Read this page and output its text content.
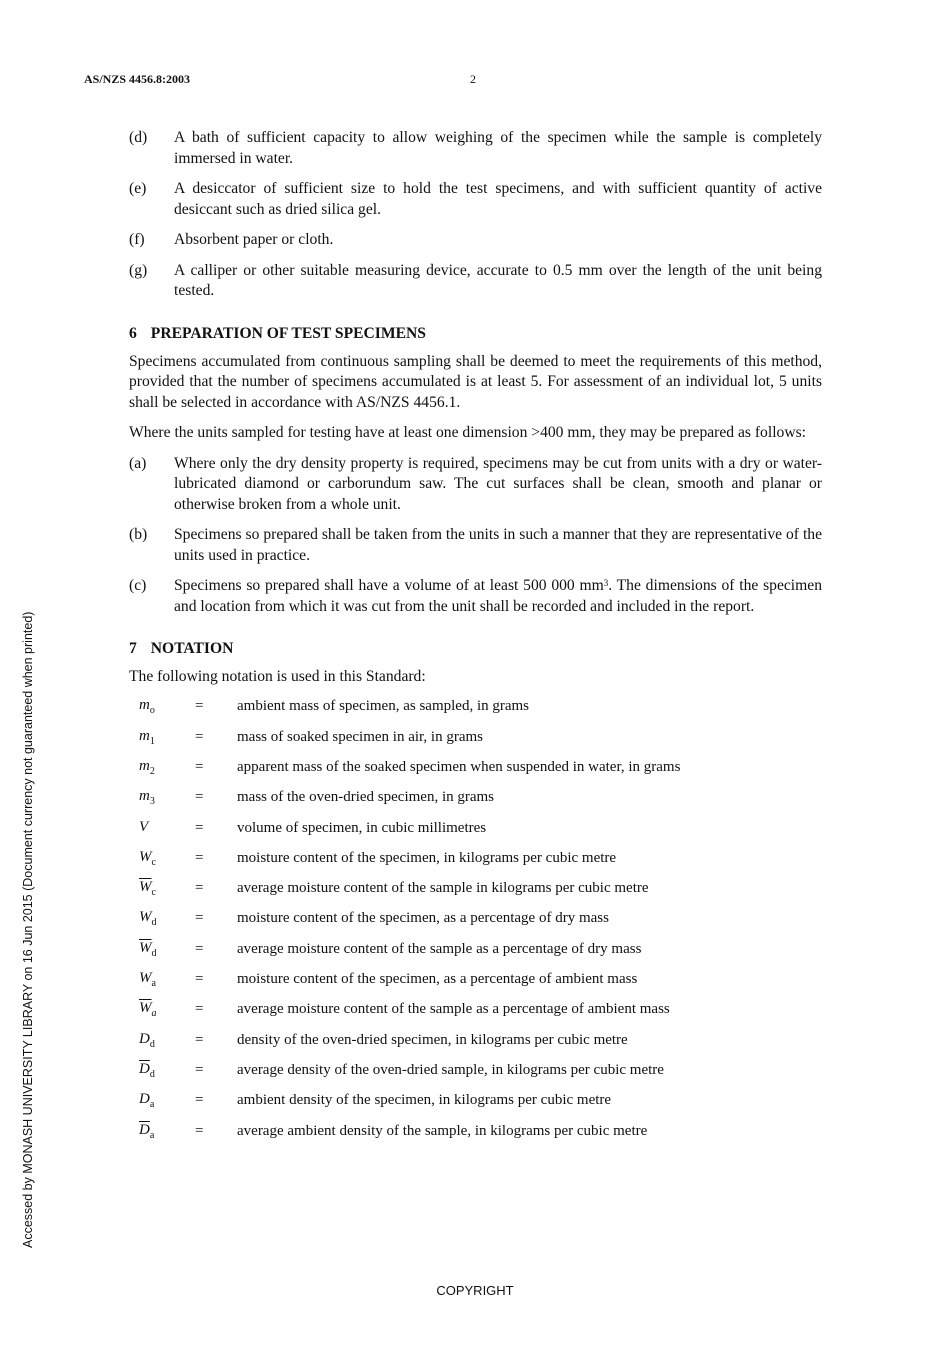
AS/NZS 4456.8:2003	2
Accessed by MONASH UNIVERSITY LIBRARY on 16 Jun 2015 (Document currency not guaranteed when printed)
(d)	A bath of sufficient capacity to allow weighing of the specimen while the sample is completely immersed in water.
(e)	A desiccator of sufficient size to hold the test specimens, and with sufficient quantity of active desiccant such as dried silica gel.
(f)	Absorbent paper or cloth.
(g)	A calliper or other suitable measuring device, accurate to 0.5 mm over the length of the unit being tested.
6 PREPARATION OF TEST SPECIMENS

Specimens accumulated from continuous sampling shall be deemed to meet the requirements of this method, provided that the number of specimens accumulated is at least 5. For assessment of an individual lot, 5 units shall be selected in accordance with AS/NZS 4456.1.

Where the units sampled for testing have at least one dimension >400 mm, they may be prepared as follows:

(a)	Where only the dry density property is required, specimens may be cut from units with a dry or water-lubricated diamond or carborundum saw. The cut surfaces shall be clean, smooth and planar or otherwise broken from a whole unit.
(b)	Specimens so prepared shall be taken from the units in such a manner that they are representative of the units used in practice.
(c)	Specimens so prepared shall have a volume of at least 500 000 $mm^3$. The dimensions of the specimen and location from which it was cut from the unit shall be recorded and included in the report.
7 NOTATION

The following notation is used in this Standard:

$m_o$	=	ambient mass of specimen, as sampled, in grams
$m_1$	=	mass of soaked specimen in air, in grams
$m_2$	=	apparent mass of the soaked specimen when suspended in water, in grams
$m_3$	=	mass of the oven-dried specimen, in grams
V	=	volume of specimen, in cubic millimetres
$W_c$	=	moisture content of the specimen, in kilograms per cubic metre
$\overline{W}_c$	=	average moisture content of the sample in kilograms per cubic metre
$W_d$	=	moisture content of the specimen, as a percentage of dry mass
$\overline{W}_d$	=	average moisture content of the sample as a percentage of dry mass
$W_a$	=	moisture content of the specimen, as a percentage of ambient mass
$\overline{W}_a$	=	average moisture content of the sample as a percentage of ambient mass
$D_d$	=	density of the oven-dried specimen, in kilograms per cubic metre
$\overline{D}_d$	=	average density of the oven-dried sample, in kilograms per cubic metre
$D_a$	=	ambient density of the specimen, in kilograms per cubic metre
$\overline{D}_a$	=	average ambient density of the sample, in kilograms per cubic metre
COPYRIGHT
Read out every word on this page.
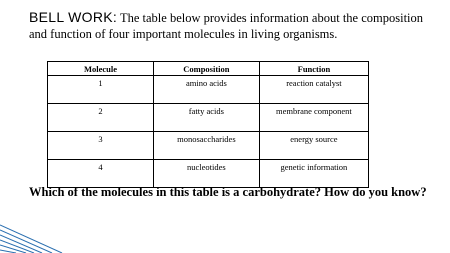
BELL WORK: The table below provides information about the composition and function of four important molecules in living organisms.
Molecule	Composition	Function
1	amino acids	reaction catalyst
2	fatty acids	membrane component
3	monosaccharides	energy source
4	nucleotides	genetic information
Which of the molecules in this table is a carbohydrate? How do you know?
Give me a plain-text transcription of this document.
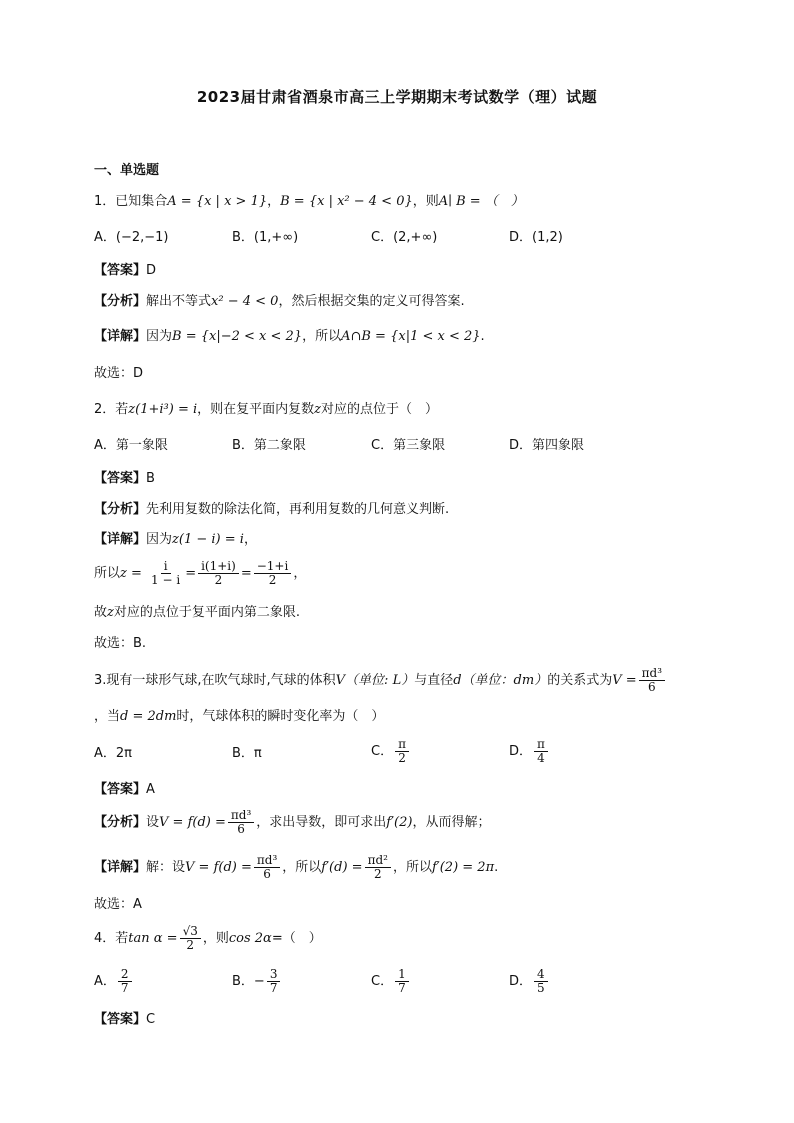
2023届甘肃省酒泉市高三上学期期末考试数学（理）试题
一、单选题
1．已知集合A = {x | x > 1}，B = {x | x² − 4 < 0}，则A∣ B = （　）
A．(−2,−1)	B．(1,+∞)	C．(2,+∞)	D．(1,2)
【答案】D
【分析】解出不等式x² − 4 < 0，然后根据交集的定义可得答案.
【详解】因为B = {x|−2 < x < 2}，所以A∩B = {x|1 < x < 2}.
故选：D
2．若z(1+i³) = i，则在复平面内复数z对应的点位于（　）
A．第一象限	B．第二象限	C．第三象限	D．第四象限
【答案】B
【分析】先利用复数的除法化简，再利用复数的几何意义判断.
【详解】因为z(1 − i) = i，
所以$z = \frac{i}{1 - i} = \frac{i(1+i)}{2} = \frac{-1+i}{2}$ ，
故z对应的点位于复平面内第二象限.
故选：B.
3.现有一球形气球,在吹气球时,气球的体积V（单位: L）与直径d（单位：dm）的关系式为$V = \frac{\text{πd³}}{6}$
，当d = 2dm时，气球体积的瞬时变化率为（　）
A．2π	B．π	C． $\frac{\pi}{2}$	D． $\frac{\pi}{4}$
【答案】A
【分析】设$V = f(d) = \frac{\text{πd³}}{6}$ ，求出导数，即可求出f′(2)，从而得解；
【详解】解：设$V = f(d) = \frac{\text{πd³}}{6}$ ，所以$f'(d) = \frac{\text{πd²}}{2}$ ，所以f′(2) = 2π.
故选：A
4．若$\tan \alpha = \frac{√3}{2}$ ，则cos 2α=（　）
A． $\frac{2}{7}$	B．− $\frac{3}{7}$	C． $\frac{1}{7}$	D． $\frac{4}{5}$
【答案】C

==

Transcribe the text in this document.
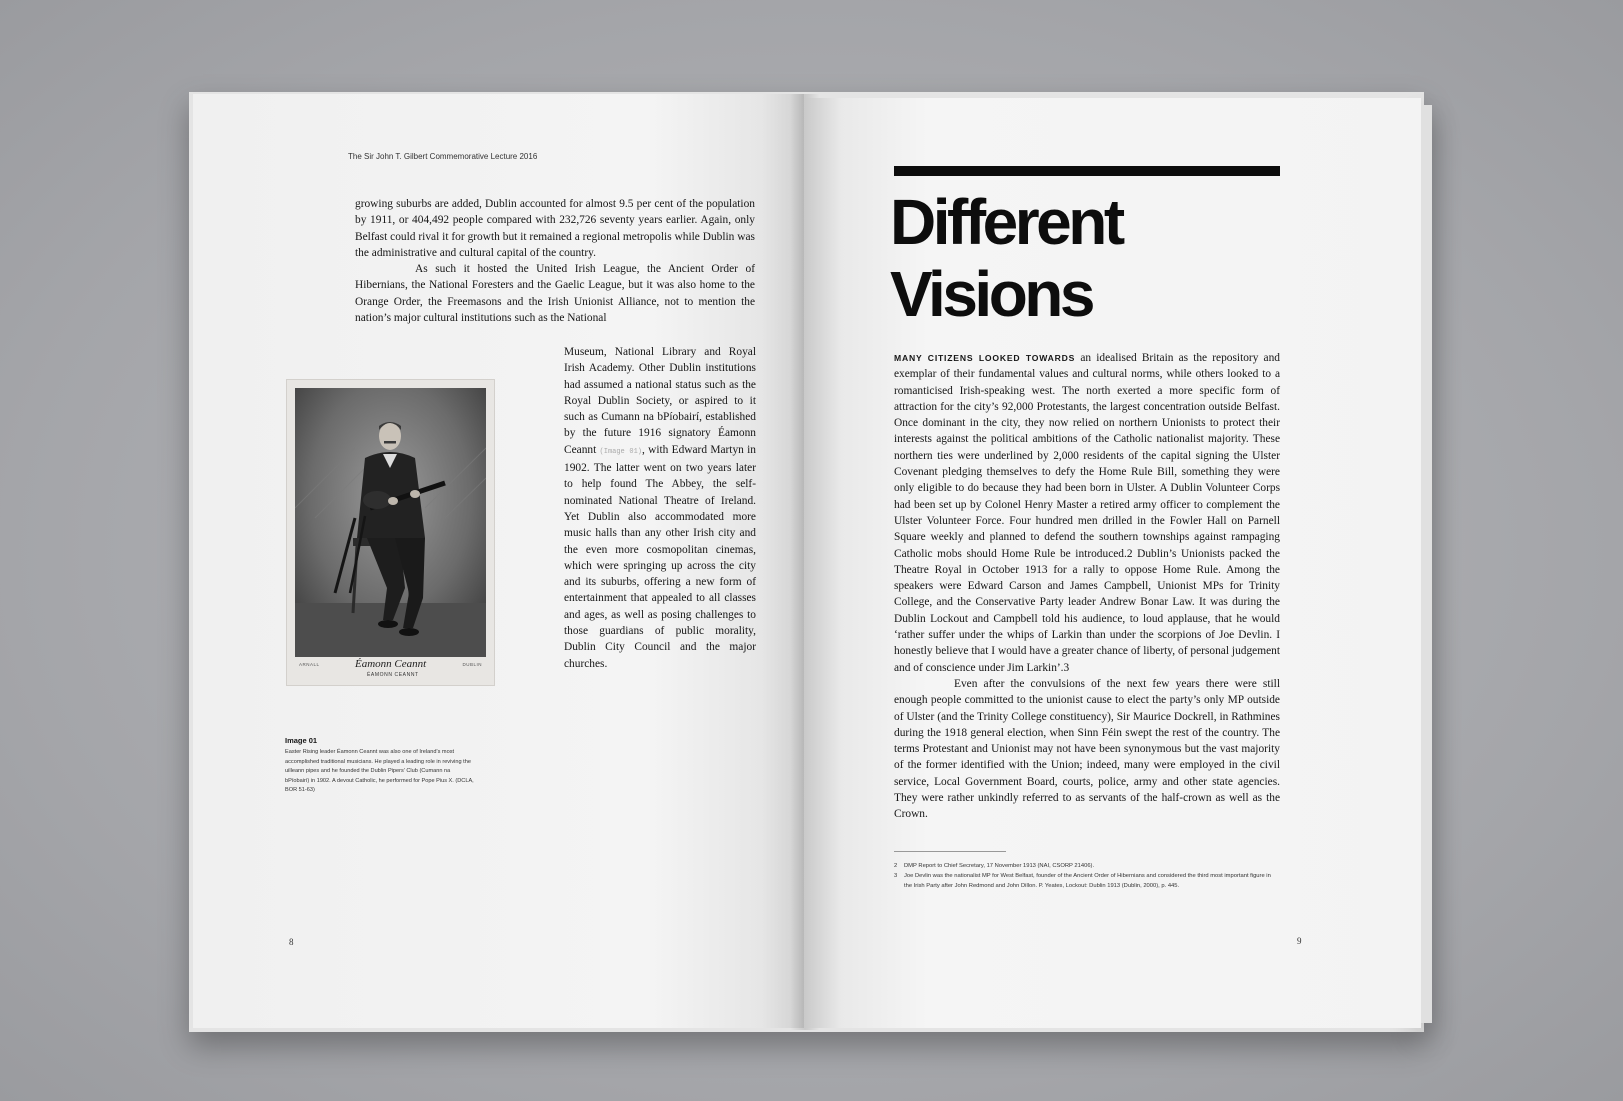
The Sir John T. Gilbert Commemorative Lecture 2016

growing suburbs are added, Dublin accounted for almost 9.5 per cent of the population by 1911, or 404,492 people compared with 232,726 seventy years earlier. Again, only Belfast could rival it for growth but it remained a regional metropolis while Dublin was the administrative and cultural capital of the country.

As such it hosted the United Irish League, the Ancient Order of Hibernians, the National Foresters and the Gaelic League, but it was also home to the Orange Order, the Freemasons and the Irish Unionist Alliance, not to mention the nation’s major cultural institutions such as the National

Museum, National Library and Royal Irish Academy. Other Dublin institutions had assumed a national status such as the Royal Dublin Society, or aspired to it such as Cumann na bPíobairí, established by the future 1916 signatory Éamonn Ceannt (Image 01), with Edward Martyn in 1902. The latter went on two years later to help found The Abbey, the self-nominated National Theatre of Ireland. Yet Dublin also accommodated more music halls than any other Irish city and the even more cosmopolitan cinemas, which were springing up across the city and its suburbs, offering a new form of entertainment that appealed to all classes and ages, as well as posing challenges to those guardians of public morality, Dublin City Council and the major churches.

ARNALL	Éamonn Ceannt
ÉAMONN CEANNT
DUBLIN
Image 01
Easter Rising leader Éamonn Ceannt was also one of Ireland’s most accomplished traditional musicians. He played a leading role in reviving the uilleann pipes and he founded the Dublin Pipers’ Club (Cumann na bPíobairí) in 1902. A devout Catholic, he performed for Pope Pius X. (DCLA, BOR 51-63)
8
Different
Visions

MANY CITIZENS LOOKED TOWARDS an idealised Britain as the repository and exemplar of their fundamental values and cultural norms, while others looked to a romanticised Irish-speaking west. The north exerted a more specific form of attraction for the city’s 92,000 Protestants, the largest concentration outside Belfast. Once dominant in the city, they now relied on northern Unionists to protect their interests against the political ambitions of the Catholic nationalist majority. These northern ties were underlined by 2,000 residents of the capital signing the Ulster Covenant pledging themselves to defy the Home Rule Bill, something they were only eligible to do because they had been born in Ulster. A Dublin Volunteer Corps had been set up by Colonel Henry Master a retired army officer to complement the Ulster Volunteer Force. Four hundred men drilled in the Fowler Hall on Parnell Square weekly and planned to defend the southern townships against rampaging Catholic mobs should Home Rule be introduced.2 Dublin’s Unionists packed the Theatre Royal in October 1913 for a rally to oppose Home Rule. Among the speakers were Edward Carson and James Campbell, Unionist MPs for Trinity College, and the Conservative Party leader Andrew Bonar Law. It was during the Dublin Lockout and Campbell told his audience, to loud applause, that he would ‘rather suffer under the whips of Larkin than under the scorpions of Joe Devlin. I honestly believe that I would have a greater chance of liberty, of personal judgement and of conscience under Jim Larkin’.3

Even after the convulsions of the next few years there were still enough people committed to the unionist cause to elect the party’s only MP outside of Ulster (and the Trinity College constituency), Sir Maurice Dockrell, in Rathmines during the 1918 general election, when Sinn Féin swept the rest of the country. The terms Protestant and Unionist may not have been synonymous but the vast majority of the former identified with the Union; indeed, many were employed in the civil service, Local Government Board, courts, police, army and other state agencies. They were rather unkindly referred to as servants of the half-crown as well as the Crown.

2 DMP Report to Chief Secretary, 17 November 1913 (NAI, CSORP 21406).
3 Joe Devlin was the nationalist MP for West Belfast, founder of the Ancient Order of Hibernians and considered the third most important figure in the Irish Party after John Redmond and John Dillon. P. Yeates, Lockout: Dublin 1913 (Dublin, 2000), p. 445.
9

> _TASK DETAILS_:
Locate each line with the word "John" and copy it.

> _RESPONSE_:
The Sir John T. Gilbert Commemorative Lecture 2016
3 Joe Devlin was the nationalist MP for West Belfast, founder of the Ancient Order of Hibernians and considered the third most important figure in the Irish Party after John Redmond and John Dillon. P. Yeates, Lockout: Dublin 1913 (Dublin, 2000), p. 445.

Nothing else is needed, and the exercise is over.